>> begin
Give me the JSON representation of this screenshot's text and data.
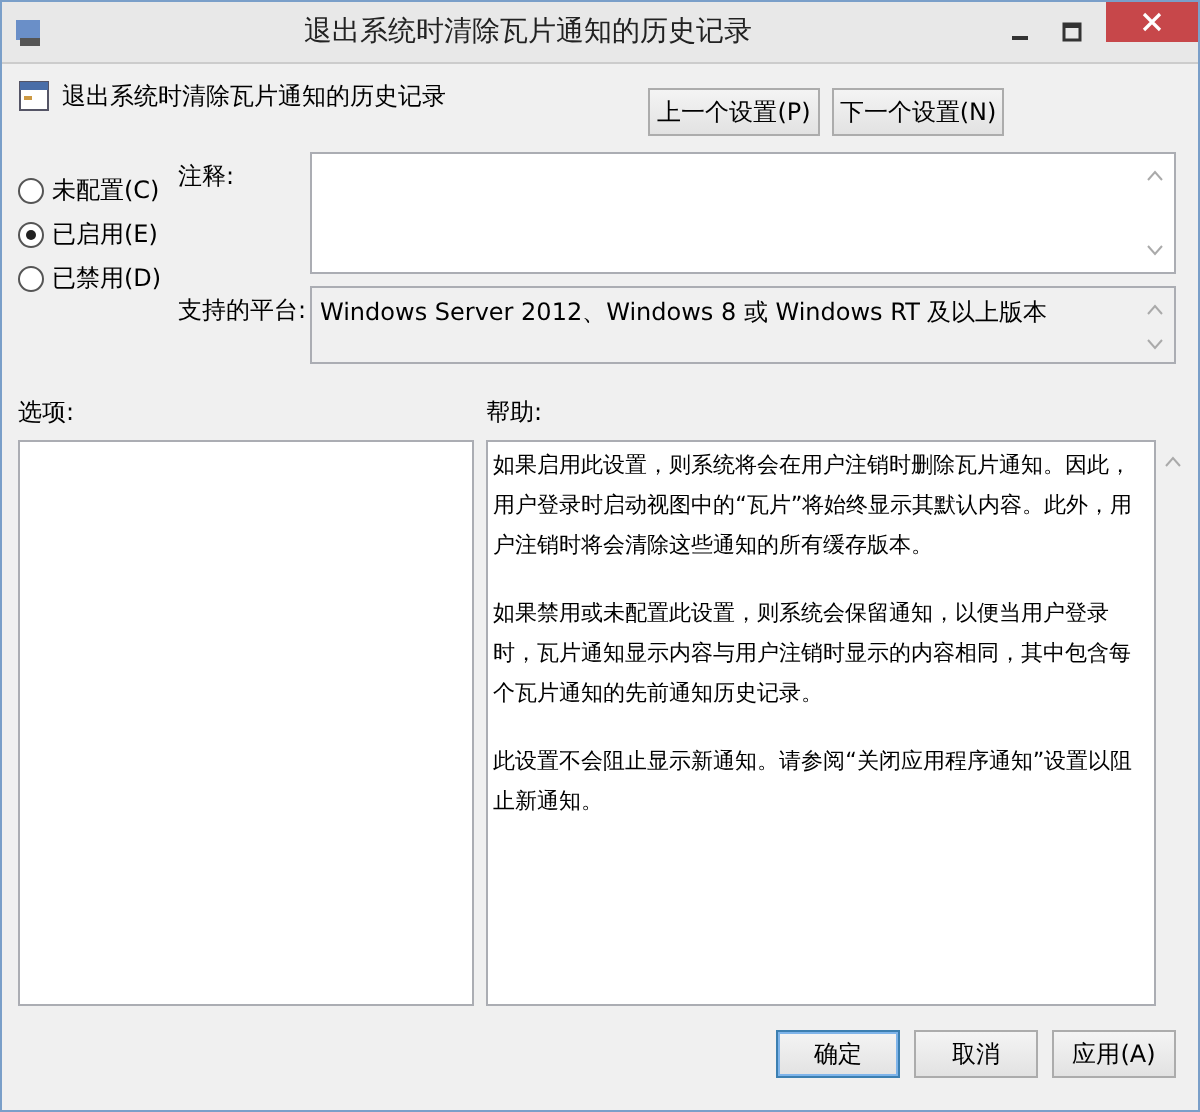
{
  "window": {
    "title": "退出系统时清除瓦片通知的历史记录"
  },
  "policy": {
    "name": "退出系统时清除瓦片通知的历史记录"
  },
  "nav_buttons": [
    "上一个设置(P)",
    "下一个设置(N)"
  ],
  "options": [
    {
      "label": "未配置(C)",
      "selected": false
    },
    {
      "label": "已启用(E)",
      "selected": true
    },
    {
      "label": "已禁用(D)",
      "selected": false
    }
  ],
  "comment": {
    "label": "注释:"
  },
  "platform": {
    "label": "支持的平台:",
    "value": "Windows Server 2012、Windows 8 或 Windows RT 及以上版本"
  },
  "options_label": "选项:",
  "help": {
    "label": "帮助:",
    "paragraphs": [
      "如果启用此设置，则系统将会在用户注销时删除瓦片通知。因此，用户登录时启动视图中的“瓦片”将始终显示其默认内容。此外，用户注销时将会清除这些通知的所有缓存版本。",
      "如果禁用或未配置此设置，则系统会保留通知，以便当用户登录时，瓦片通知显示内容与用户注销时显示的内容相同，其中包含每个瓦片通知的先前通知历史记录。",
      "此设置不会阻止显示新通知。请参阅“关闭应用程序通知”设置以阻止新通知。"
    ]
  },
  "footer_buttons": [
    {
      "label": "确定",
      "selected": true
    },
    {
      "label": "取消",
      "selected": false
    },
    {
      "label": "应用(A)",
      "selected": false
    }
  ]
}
>> end
**Exercise aim**
Consider the entries above and return each line with the string "退出系统时清除瓦片通知的历史记录".

**Result of the exercise**
    "title": "退出系统时清除瓦片通知的历史记录"
    "name": "退出系统时清除瓦片通知的历史记录"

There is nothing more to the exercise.